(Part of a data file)
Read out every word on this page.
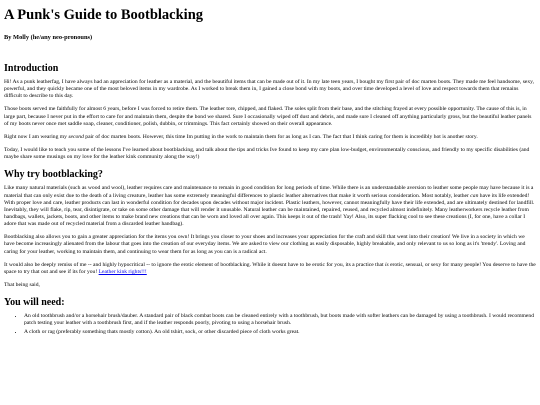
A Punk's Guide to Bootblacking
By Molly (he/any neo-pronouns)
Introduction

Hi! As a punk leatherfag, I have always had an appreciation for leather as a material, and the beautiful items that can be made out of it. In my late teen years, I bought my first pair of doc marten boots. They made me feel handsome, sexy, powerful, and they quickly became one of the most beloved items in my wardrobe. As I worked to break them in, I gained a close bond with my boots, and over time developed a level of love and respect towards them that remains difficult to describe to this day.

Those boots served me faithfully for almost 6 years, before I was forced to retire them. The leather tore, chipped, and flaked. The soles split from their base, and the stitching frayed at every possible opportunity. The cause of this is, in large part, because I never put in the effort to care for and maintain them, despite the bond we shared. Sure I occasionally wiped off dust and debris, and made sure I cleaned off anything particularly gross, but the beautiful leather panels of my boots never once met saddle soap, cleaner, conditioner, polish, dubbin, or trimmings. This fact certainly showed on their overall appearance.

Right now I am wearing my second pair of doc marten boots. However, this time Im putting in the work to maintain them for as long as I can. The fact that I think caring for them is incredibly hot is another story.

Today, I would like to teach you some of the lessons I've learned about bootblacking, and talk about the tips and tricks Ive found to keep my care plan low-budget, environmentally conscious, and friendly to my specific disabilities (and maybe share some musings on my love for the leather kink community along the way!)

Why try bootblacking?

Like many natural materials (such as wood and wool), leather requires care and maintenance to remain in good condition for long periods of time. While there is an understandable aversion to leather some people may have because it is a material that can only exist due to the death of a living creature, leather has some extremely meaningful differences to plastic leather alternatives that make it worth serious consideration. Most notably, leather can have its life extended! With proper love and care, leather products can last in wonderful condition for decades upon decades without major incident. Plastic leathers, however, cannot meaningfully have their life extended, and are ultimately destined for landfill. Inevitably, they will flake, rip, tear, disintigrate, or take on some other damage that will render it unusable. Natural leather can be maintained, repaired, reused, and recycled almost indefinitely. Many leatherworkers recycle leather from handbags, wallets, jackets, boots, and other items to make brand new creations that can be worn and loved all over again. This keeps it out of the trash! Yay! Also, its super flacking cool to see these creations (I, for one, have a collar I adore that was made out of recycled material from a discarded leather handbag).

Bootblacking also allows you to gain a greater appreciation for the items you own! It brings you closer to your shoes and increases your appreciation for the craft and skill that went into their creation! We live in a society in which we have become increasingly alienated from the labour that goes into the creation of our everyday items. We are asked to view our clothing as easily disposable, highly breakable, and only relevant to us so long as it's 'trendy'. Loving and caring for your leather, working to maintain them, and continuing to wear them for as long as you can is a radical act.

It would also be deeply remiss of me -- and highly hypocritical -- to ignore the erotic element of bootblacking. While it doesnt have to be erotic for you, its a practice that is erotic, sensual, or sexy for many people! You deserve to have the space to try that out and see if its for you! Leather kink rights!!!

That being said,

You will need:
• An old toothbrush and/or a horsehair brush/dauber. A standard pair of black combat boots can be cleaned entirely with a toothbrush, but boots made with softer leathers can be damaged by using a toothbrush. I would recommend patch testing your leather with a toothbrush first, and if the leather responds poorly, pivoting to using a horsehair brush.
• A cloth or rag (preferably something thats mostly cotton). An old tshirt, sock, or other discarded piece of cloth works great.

### TASK REQUIREMENTS
Copy each line above precisely, dropping the pictures.

### EXPECTED ANSWER
Read out every word on this page.
A Punk's Guide to Bootblacking
By Molly (he/any neo-pronouns)
Introduction

Hi! As a punk leatherfag, I have always had an appreciation for leather as a material, and the beautiful items that can be made out of it. In my late teen years, I bought my first pair of doc marten boots. They made me feel handsome, sexy, powerful, and they quickly became one of the most beloved items in my wardrobe. As I worked to break them in, I gained a close bond with my boots, and over time developed a level of love and respect towards them that remains difficult to describe to this day.

Those boots served me faithfully for almost 6 years, before I was forced to retire them. The leather tore, chipped, and flaked. The soles split from their base, and the stitching frayed at every possible opportunity. The cause of this is, in large part, because I never put in the effort to care for and maintain them, despite the bond we shared. Sure I occasionally wiped off dust and debris, and made sure I cleaned off anything particularly gross, but the beautiful leather panels of my boots never once met saddle soap, cleaner, conditioner, polish, dubbin, or trimmings. This fact certainly showed on their overall appearance.

Right now I am wearing my second pair of doc marten boots. However, this time Im putting in the work to maintain them for as long as I can. The fact that I think caring for them is incredibly hot is another story.

Today, I would like to teach you some of the lessons I've learned about bootblacking, and talk about the tips and tricks Ive found to keep my care plan low-budget, environmentally conscious, and friendly to my specific disabilities (and maybe share some musings on my love for the leather kink community along the way!)

Why try bootblacking?

Like many natural materials (such as wood and wool), leather requires care and maintenance to remain in good condition for long periods of time. While there is an understandable aversion to leather some people may have because it is a material that can only exist due to the death of a living creature, leather has some extremely meaningful differences to plastic leather alternatives that make it worth serious consideration. Most notably, leather can have its life extended! With proper love and care, leather products can last in wonderful condition for decades upon decades without major incident. Plastic leathers, however, cannot meaningfully have their life extended, and are ultimately destined for landfill. Inevitably, they will flake, rip, tear, disintigrate, or take on some other damage that will render it unusable. Natural leather can be maintained, repaired, reused, and recycled almost indefinitely. Many leatherworkers recycle leather from handbags, wallets, jackets, boots, and other items to make brand new creations that can be worn and loved all over again. This keeps it out of the trash! Yay! Also, its super flacking cool to see these creations (I, for one, have a collar I adore that was made out of recycled material from a discarded leather handbag).

Bootblacking also allows you to gain a greater appreciation for the items you own! It brings you closer to your shoes and increases your appreciation for the craft and skill that went into their creation! We live in a society in which we have become increasingly alienated from the labour that goes into the creation of our everyday items. We are asked to view our clothing as easily disposable, highly breakable, and only relevant to us so long as it's 'trendy'. Loving and caring for your leather, working to maintain them, and continuing to wear them for as long as you can is a radical act.

It would also be deeply remiss of me -- and highly hypocritical -- to ignore the erotic element of bootblacking. While it doesnt have to be erotic for you, its a practice that is erotic, sensual, or sexy for many people! You deserve to have the space to try that out and see if its for you! Leather kink rights!!!

That being said,

You will need:
• An old toothbrush and/or a horsehair brush/dauber. A standard pair of black combat boots can be cleaned entirely with a toothbrush, but boots made with softer leathers can be damaged by using a toothbrush. I would recommend patch testing your leather with a toothbrush first, and if the leather responds poorly, pivoting to using a horsehair brush.
• A cloth or rag (preferably something thats mostly cotton). An old tshirt, sock, or other discarded piece of cloth works great.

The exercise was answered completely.